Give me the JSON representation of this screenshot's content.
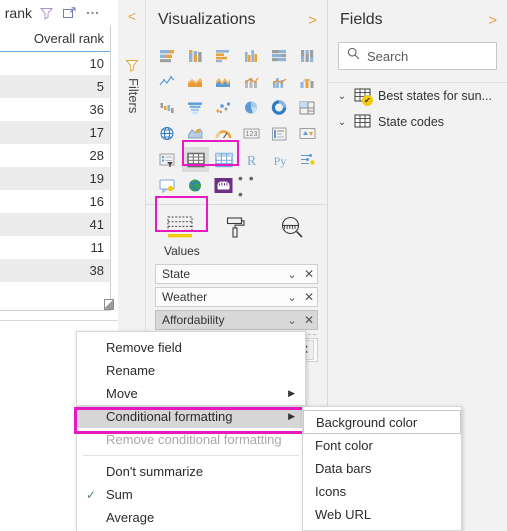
{
  "canvas": {
    "visual_title": "Overall rank",
    "header_icons": [
      {
        "name": "filter-icon",
        "label": "Filter"
      },
      {
        "name": "focus-mode-icon",
        "label": "Focus mode"
      },
      {
        "name": "more-options-icon",
        "label": "More options"
      }
    ],
    "table": {
      "column_header": "Overall rank",
      "values": [
        "10",
        "5",
        "36",
        "17",
        "28",
        "19",
        "16",
        "41",
        "11",
        "38"
      ]
    }
  },
  "filters_rail": {
    "collapse_label": "<",
    "icon": "funnel-icon",
    "label": "Filters"
  },
  "visualizations": {
    "title": "Visualizations",
    "expand_label": ">",
    "icons": [
      "stacked-bar-chart-icon",
      "stacked-column-chart-icon",
      "clustered-bar-chart-icon",
      "clustered-column-chart-icon",
      "hundred-percent-stacked-bar-icon",
      "hundred-percent-stacked-column-icon",
      "line-chart-icon",
      "area-chart-icon",
      "stacked-area-chart-icon",
      "line-stacked-column-icon",
      "line-clustered-column-icon",
      "ribbon-chart-icon",
      "waterfall-chart-icon",
      "funnel-chart-icon",
      "scatter-chart-icon",
      "pie-chart-icon",
      "donut-chart-icon",
      "treemap-icon",
      "map-icon",
      "filled-map-icon",
      "gauge-icon",
      "card-icon",
      "multi-row-card-icon",
      "kpi-icon",
      "slicer-icon",
      "table-icon",
      "matrix-icon",
      "r-script-visual-icon",
      "python-visual-icon",
      "key-influencers-icon",
      "qna-visual-icon",
      "arcgis-map-icon",
      "paginated-report-icon",
      "more-visuals-icon"
    ],
    "selected_icon": "table-icon",
    "highlighted_icons": [
      "table-icon",
      "matrix-icon"
    ],
    "tabs": [
      {
        "name": "fields-tab",
        "icon": "fields-icon",
        "label": "Values",
        "selected": true
      },
      {
        "name": "format-tab",
        "icon": "paint-roller-icon",
        "label": "",
        "selected": false
      },
      {
        "name": "analytics-tab",
        "icon": "magnifier-icon",
        "label": "",
        "selected": false
      }
    ],
    "well_label": "Values",
    "wells": [
      {
        "name": "State",
        "active": false
      },
      {
        "name": "Weather",
        "active": false
      },
      {
        "name": "Affordability",
        "active": true
      }
    ]
  },
  "fields": {
    "title": "Fields",
    "expand_label": ">",
    "search": {
      "placeholder": "Search",
      "value": "",
      "icon": "search-icon"
    },
    "tables": [
      {
        "label": "Best states for sun...",
        "icon": "table-field-icon",
        "badge": "✔",
        "expander": "chevron-down-icon"
      },
      {
        "label": "State codes",
        "icon": "table-field-icon",
        "badge": "",
        "expander": "chevron-down-icon"
      }
    ]
  },
  "context_menu": {
    "items": [
      {
        "label": "Remove field",
        "submenu": false,
        "checked": false,
        "disabled": false,
        "highlighted": false
      },
      {
        "label": "Rename",
        "submenu": false,
        "checked": false,
        "disabled": false,
        "highlighted": false
      },
      {
        "label": "Move",
        "submenu": true,
        "checked": false,
        "disabled": false,
        "highlighted": false
      },
      {
        "label": "Conditional formatting",
        "submenu": true,
        "checked": false,
        "disabled": false,
        "highlighted": true
      },
      {
        "label": "Remove conditional formatting",
        "submenu": false,
        "checked": false,
        "disabled": true,
        "highlighted": false
      },
      {
        "label": "Don't summarize",
        "submenu": false,
        "checked": false,
        "disabled": false,
        "highlighted": false
      },
      {
        "label": "Sum",
        "submenu": false,
        "checked": true,
        "disabled": false,
        "highlighted": false
      },
      {
        "label": "Average",
        "submenu": false,
        "checked": false,
        "disabled": false,
        "highlighted": false
      }
    ],
    "arrow_glyph": "▶",
    "check_glyph": "✓"
  },
  "submenu": {
    "items": [
      {
        "label": "Background color",
        "hover": true
      },
      {
        "label": "Font color",
        "hover": false
      },
      {
        "label": "Data bars",
        "hover": false
      },
      {
        "label": "Icons",
        "hover": false
      },
      {
        "label": "Web URL",
        "hover": false
      }
    ]
  },
  "colors": {
    "highlight_magenta": "#e619c3",
    "accent_orange": "#e8a33d",
    "pane_background": "#f2f2f2",
    "badge_yellow": "#f2c811",
    "header_underline_blue": "#6ca8d8"
  }
}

━━━

**GIVEN EXERCISE:** Repeat the full listing above exactly, with no pictures in the copy.

**REPLY:**
Give me the JSON representation of this screenshot's content.
{
  "canvas": {
    "visual_title": "Overall rank",
    "header_icons": [
      {
        "name": "filter-icon",
        "label": "Filter"
      },
      {
        "name": "focus-mode-icon",
        "label": "Focus mode"
      },
      {
        "name": "more-options-icon",
        "label": "More options"
      }
    ],
    "table": {
      "column_header": "Overall rank",
      "values": [
        "10",
        "5",
        "36",
        "17",
        "28",
        "19",
        "16",
        "41",
        "11",
        "38"
      ]
    }
  },
  "filters_rail": {
    "collapse_label": "<",
    "icon": "funnel-icon",
    "label": "Filters"
  },
  "visualizations": {
    "title": "Visualizations",
    "expand_label": ">",
    "icons": [
      "stacked-bar-chart-icon",
      "stacked-column-chart-icon",
      "clustered-bar-chart-icon",
      "clustered-column-chart-icon",
      "hundred-percent-stacked-bar-icon",
      "hundred-percent-stacked-column-icon",
      "line-chart-icon",
      "area-chart-icon",
      "stacked-area-chart-icon",
      "line-stacked-column-icon",
      "line-clustered-column-icon",
      "ribbon-chart-icon",
      "waterfall-chart-icon",
      "funnel-chart-icon",
      "scatter-chart-icon",
      "pie-chart-icon",
      "donut-chart-icon",
      "treemap-icon",
      "map-icon",
      "filled-map-icon",
      "gauge-icon",
      "card-icon",
      "multi-row-card-icon",
      "kpi-icon",
      "slicer-icon",
      "table-icon",
      "matrix-icon",
      "r-script-visual-icon",
      "python-visual-icon",
      "key-influencers-icon",
      "qna-visual-icon",
      "arcgis-map-icon",
      "paginated-report-icon",
      "more-visuals-icon"
    ],
    "selected_icon": "table-icon",
    "highlighted_icons": [
      "table-icon",
      "matrix-icon"
    ],
    "tabs": [
      {
        "name": "fields-tab",
        "icon": "fields-icon",
        "label": "Values",
        "selected": true
      },
      {
        "name": "format-tab",
        "icon": "paint-roller-icon",
        "label": "",
        "selected": false
      },
      {
        "name": "analytics-tab",
        "icon": "magnifier-icon",
        "label": "",
        "selected": false
      }
    ],
    "well_label": "Values",
    "wells": [
      {
        "name": "State",
        "active": false
      },
      {
        "name": "Weather",
        "active": false
      },
      {
        "name": "Affordability",
        "active": true
      }
    ]
  },
  "fields": {
    "title": "Fields",
    "expand_label": ">",
    "search": {
      "placeholder": "Search",
      "value": "",
      "icon": "search-icon"
    },
    "tables": [
      {
        "label": "Best states for sun...",
        "icon": "table-field-icon",
        "badge": "✔",
        "expander": "chevron-down-icon"
      },
      {
        "label": "State codes",
        "icon": "table-field-icon",
        "badge": "",
        "expander": "chevron-down-icon"
      }
    ]
  },
  "context_menu": {
    "items": [
      {
        "label": "Remove field",
        "submenu": false,
        "checked": false,
        "disabled": false,
        "highlighted": false
      },
      {
        "label": "Rename",
        "submenu": false,
        "checked": false,
        "disabled": false,
        "highlighted": false
      },
      {
        "label": "Move",
        "submenu": true,
        "checked": false,
        "disabled": false,
        "highlighted": false
      },
      {
        "label": "Conditional formatting",
        "submenu": true,
        "checked": false,
        "disabled": false,
        "highlighted": true
      },
      {
        "label": "Remove conditional formatting",
        "submenu": false,
        "checked": false,
        "disabled": true,
        "highlighted": false
      },
      {
        "label": "Don't summarize",
        "submenu": false,
        "checked": false,
        "disabled": false,
        "highlighted": false
      },
      {
        "label": "Sum",
        "submenu": false,
        "checked": true,
        "disabled": false,
        "highlighted": false
      },
      {
        "label": "Average",
        "submenu": false,
        "checked": false,
        "disabled": false,
        "highlighted": false
      }
    ],
    "arrow_glyph": "▶",
    "check_glyph": "✓"
  },
  "submenu": {
    "items": [
      {
        "label": "Background color",
        "hover": true
      },
      {
        "label": "Font color",
        "hover": false
      },
      {
        "label": "Data bars",
        "hover": false
      },
      {
        "label": "Icons",
        "hover": false
      },
      {
        "label": "Web URL",
        "hover": false
      }
    ]
  },
  "colors": {
    "highlight_magenta": "#e619c3",
    "accent_orange": "#e8a33d",
    "pane_background": "#f2f2f2",
    "badge_yellow": "#f2c811",
    "header_underline_blue": "#6ca8d8"
  }
}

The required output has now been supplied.